__Prompt__:
Rewrite everything from the line containing "axes-frame: [65, 38, 986, 543]" down to the line containing "Itemize the components", replacing each "legend-marker" with "legend-swatch" and leaving all else unchanged.

---

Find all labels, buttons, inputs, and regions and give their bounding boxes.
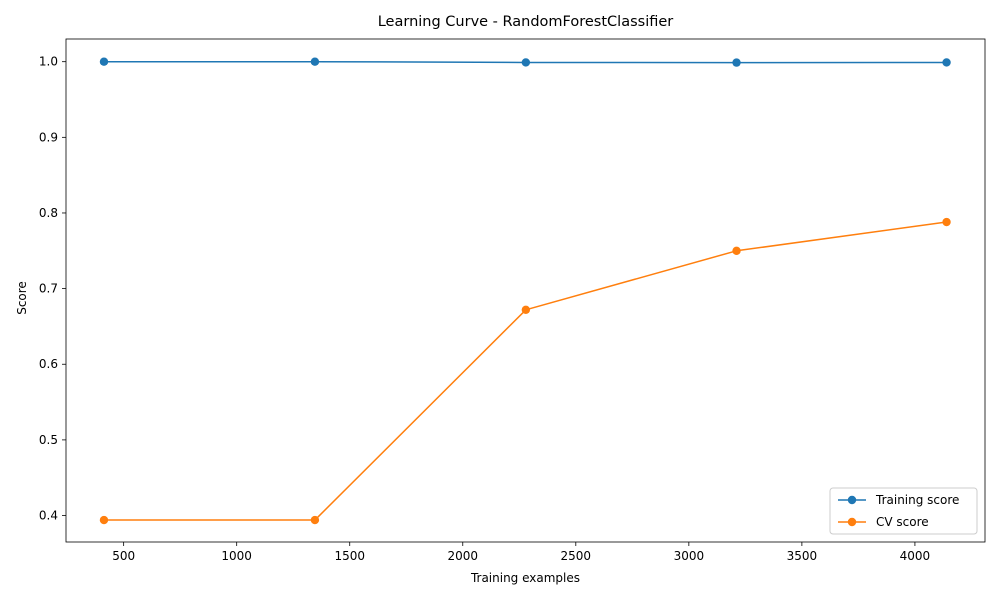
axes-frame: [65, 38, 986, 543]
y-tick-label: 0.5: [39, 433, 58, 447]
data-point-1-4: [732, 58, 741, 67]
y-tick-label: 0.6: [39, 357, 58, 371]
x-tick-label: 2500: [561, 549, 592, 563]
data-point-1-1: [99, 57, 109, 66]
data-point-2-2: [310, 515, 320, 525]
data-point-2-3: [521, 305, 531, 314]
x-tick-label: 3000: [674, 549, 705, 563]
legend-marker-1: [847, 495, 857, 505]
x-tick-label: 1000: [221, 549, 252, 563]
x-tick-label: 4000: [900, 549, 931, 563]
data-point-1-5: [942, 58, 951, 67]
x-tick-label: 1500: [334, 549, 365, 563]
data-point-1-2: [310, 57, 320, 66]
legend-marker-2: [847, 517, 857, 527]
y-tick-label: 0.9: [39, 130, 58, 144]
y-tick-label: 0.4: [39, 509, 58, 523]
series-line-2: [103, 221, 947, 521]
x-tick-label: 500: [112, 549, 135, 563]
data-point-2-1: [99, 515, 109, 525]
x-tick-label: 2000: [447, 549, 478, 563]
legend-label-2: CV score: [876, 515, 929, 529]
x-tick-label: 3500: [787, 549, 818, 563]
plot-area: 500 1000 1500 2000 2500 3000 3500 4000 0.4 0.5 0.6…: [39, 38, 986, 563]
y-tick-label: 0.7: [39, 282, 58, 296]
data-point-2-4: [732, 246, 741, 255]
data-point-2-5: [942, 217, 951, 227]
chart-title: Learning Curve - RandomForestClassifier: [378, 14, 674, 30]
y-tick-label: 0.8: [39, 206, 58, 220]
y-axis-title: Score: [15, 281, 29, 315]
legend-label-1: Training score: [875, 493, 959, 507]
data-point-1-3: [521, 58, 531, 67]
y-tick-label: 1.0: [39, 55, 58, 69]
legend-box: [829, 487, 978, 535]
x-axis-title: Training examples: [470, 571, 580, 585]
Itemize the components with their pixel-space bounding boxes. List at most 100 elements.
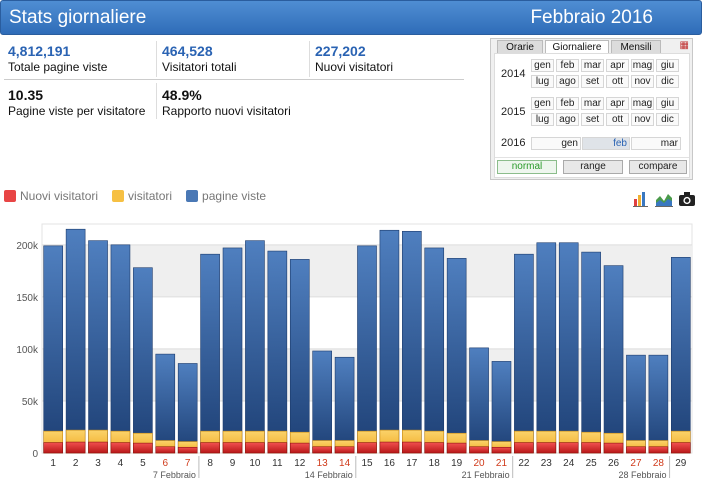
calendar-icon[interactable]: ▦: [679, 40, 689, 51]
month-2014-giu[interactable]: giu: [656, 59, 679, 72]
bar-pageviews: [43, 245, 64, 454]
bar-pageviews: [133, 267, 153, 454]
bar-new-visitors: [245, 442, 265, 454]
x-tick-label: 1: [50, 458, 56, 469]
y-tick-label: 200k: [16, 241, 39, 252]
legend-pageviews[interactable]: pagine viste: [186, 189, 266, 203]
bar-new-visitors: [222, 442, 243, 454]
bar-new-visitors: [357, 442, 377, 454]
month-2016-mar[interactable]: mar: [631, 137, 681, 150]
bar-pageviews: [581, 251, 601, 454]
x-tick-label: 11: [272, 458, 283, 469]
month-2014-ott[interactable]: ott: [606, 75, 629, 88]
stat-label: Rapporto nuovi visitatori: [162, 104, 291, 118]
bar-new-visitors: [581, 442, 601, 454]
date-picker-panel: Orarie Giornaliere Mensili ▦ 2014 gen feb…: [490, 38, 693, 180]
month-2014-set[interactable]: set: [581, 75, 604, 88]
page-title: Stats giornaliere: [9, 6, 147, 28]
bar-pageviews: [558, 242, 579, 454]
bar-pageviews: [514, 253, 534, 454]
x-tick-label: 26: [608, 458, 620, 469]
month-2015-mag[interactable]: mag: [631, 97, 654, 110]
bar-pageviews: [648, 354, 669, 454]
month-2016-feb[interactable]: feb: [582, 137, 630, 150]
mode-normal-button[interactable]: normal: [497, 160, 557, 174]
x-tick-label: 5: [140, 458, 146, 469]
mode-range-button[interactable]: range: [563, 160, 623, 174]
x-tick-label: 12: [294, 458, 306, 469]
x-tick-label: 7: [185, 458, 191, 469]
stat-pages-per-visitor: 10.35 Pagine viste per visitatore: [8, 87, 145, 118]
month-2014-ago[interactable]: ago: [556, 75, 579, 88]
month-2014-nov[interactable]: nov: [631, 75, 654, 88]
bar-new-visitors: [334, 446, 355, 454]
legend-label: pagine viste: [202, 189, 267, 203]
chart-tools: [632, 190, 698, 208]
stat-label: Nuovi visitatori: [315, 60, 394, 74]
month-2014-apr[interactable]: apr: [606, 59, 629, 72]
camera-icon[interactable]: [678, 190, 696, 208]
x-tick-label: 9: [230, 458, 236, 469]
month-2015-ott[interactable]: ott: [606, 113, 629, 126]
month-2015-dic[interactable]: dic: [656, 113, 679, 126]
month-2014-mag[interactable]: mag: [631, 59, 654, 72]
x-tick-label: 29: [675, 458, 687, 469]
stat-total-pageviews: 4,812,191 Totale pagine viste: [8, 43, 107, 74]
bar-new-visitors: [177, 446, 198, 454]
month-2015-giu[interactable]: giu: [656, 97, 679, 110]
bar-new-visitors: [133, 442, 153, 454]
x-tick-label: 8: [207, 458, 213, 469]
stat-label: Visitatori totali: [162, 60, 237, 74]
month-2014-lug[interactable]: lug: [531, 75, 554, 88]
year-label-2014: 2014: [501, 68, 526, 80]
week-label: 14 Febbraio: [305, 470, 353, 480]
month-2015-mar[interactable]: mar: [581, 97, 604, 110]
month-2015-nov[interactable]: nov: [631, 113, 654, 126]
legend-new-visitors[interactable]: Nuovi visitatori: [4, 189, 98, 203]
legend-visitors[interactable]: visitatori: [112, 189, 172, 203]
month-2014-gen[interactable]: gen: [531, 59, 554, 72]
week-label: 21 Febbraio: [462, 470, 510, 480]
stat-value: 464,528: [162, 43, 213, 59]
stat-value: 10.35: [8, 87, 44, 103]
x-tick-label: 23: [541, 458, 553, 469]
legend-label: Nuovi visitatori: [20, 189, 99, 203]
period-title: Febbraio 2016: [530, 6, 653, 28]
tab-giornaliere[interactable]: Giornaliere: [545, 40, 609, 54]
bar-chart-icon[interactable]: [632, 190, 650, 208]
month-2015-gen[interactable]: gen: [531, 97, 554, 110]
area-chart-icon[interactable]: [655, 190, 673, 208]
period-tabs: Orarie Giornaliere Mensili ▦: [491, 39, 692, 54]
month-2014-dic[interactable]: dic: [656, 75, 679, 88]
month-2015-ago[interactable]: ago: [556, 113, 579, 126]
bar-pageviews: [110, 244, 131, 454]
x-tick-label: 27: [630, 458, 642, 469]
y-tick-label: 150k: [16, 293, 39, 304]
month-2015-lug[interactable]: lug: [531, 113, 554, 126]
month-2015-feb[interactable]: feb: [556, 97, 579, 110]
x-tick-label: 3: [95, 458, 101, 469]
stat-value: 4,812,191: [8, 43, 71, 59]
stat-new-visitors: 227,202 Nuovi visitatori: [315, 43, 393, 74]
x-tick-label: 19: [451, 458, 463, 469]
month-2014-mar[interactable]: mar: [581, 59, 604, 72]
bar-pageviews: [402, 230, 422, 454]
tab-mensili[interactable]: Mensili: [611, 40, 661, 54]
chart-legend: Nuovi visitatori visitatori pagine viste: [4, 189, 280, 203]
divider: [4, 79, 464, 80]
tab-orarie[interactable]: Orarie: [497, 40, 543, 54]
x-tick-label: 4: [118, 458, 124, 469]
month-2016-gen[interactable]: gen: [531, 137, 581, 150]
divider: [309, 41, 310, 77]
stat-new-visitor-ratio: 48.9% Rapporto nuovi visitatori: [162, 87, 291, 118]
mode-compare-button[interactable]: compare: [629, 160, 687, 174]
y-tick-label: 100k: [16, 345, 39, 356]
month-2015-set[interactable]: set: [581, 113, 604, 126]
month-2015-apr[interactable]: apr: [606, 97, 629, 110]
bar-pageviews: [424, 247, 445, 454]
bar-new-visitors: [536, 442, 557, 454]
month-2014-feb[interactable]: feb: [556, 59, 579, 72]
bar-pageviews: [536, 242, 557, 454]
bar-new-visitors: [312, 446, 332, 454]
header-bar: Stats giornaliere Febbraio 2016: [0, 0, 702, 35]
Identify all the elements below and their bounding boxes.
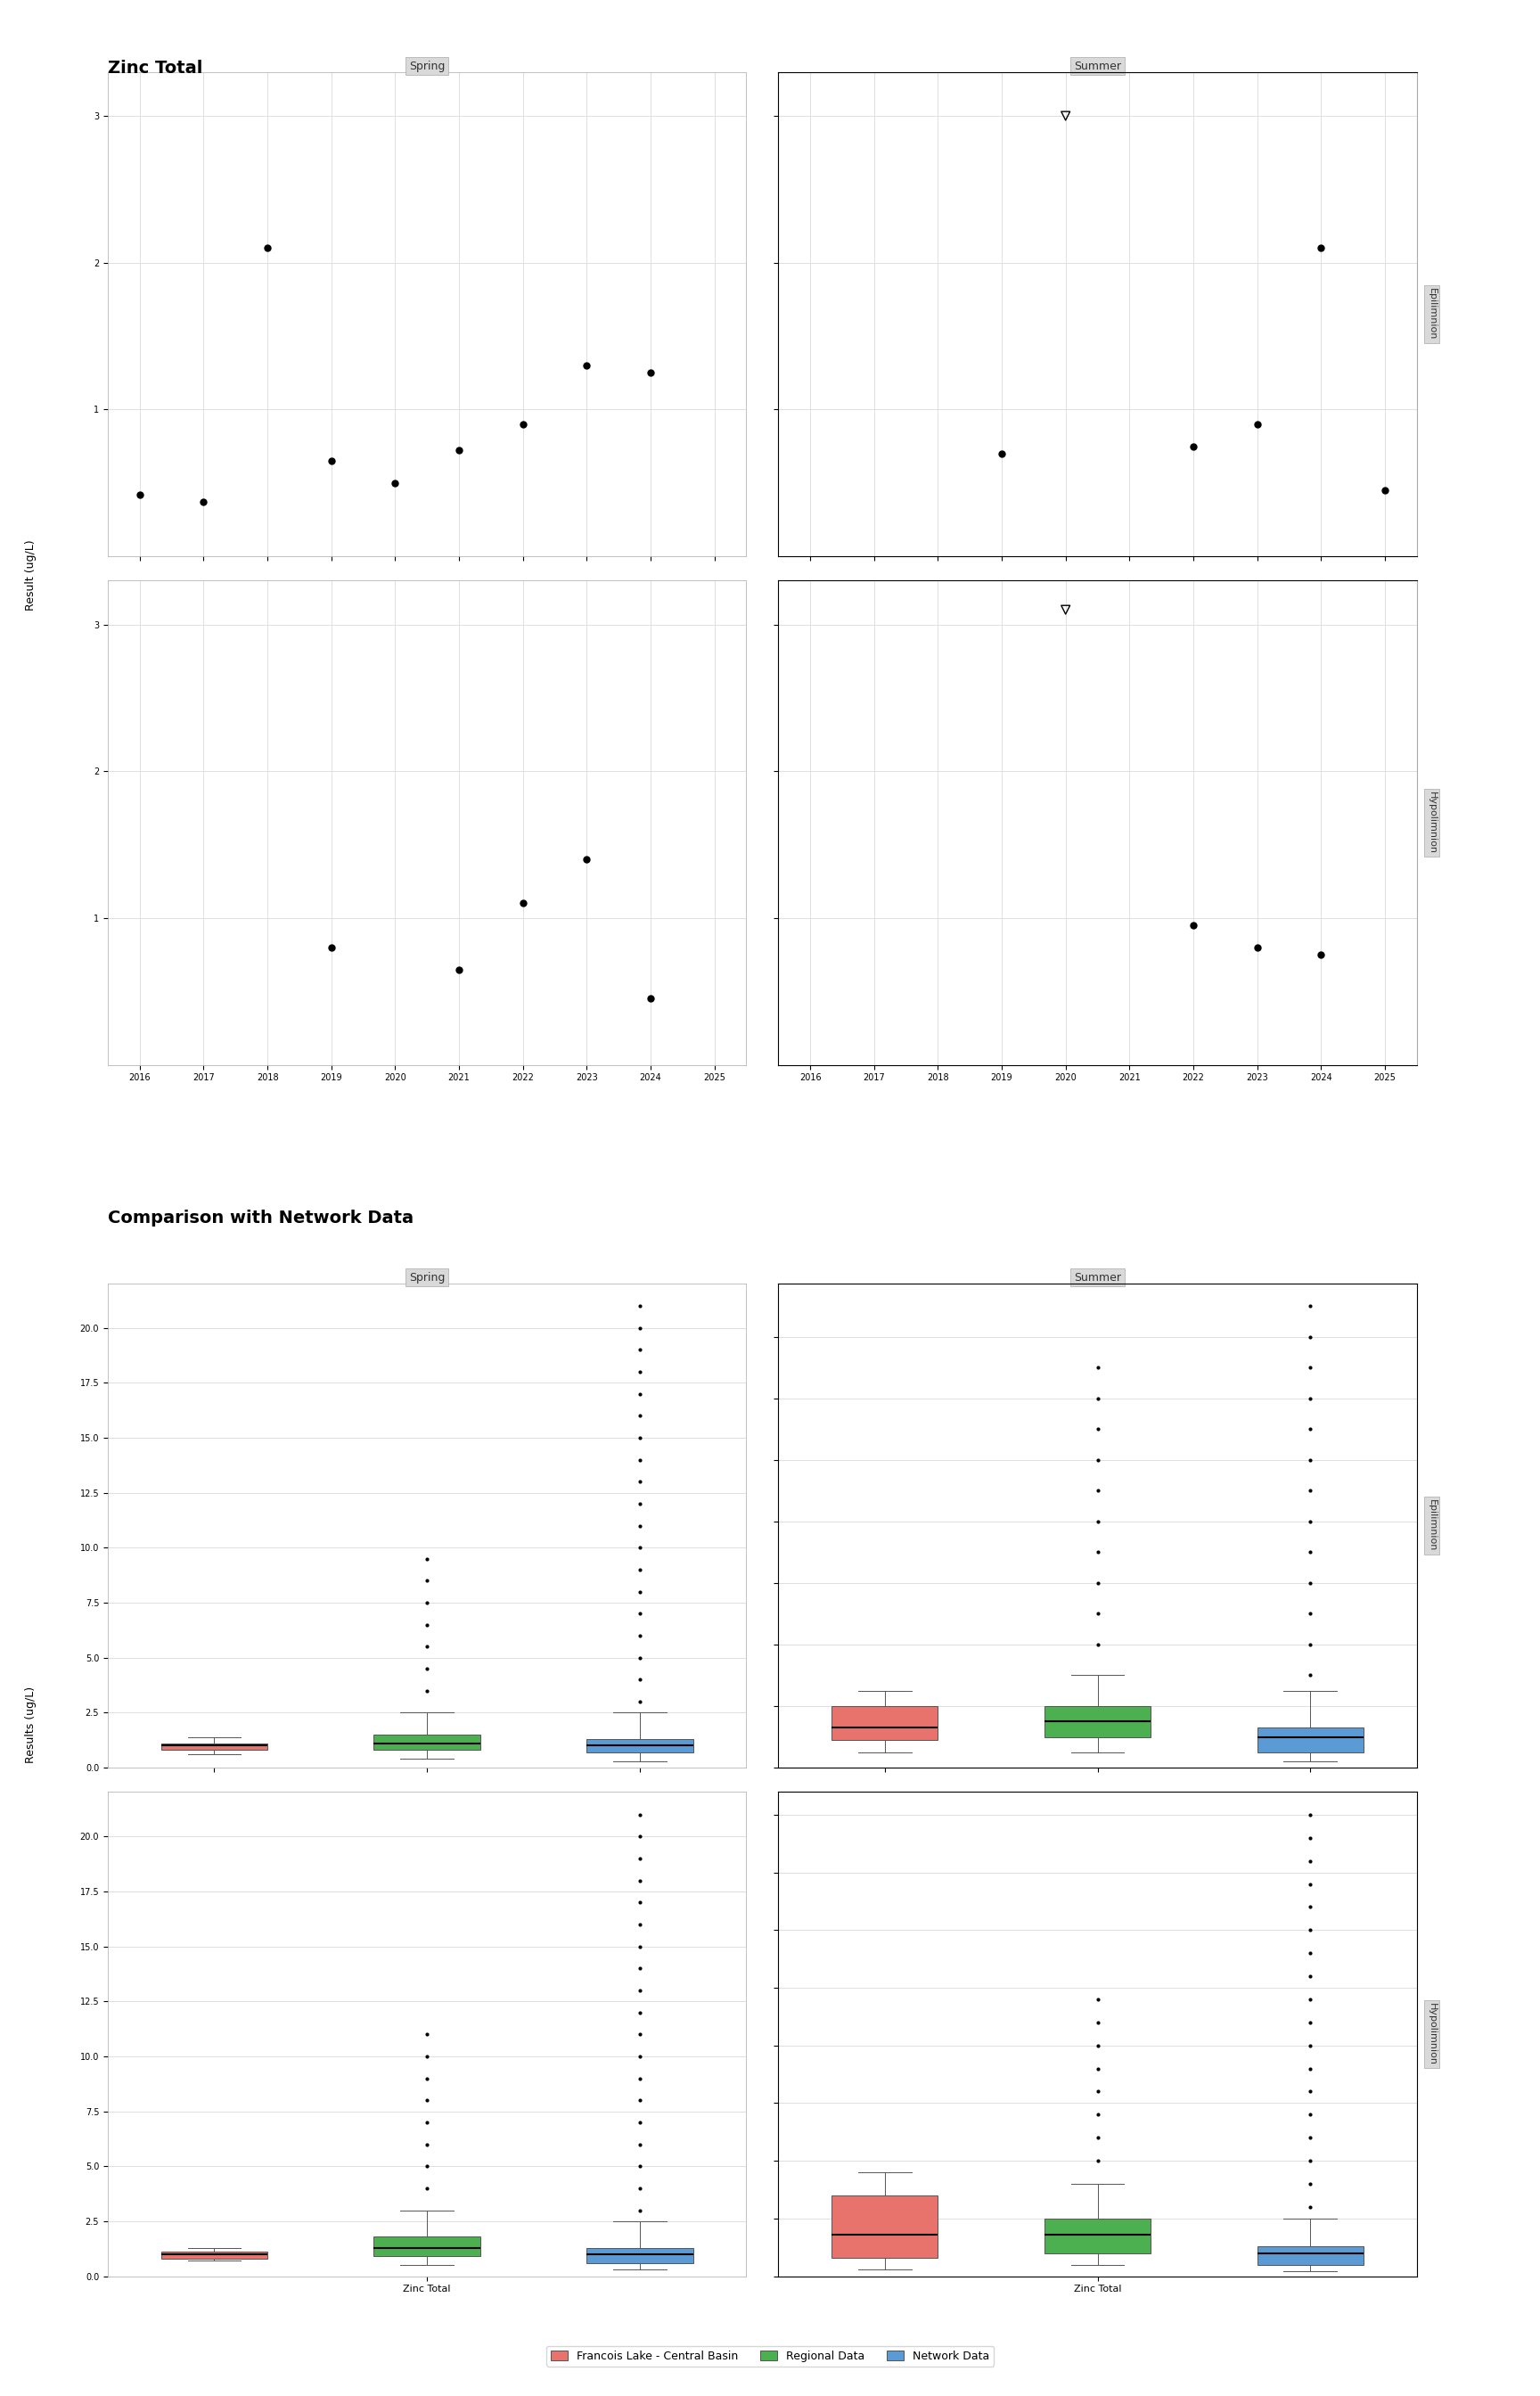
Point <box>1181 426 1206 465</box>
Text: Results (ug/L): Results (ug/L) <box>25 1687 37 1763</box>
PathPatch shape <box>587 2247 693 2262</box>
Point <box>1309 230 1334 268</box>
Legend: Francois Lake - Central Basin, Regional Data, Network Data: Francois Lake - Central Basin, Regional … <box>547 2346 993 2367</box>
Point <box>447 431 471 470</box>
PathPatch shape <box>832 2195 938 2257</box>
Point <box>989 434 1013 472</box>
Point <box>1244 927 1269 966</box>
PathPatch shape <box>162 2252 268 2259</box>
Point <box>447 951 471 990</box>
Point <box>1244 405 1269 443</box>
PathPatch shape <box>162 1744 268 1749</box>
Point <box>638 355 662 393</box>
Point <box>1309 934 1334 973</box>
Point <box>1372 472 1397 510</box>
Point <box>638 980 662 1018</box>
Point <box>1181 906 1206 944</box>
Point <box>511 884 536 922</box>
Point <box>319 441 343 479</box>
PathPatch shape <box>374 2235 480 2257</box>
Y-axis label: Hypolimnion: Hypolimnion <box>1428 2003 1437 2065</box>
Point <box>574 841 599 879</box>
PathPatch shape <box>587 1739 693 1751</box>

---

__Task response__:
axes-frame: [65, 38, 986, 543]
y-tick-label: 0.5: [39, 433, 58, 447]
data-point-1-4: [732, 58, 741, 67]
y-tick-label: 0.6: [39, 357, 58, 371]
x-tick-label: 2500: [561, 549, 592, 563]
data-point-1-1: [99, 57, 109, 66]
data-point-2-2: [310, 515, 320, 525]
data-point-2-3: [521, 305, 531, 314]
x-tick-label: 3000: [674, 549, 705, 563]
legend-swatch-1: [847, 495, 857, 505]
x-tick-label: 1000: [221, 549, 252, 563]
x-tick-label: 4000: [900, 549, 931, 563]
data-point-1-5: [942, 58, 951, 67]
x-tick-label: 1500: [334, 549, 365, 563]
data-point-1-2: [310, 57, 320, 66]
legend-swatch-2: [847, 517, 857, 527]
y-tick-label: 0.9: [39, 130, 58, 144]
y-tick-label: 0.4: [39, 509, 58, 523]
series-line-2: [103, 221, 947, 521]
x-tick-label: 500: [112, 549, 135, 563]
data-point-2-1: [99, 515, 109, 525]
x-tick-label: 2000: [447, 549, 478, 563]
legend-label-2: CV score: [876, 515, 929, 529]
x-tick-label: 3500: [787, 549, 818, 563]
plot-area: 500 1000 1500 2000 2500 3000 3500 4000 0.4 0.5 0.6…: [39, 38, 986, 563]
y-tick-label: 0.7: [39, 282, 58, 296]
data-point-2-4: [732, 246, 741, 255]
data-point-2-5: [942, 217, 951, 227]
chart-title: Learning Curve - RandomForestClassifier: [378, 14, 674, 30]
y-tick-label: 0.8: [39, 206, 58, 220]
y-axis-title: Score: [15, 281, 29, 315]
legend-label-1: Training score: [875, 493, 959, 507]
data-point-1-3: [521, 58, 531, 67]
y-tick-label: 1.0: [39, 55, 58, 69]
legend-box: [829, 487, 978, 535]
x-axis-title: Training examples: [470, 571, 580, 585]
Itemize the components with their pixel-space bounding boxes. List at most 100 elements.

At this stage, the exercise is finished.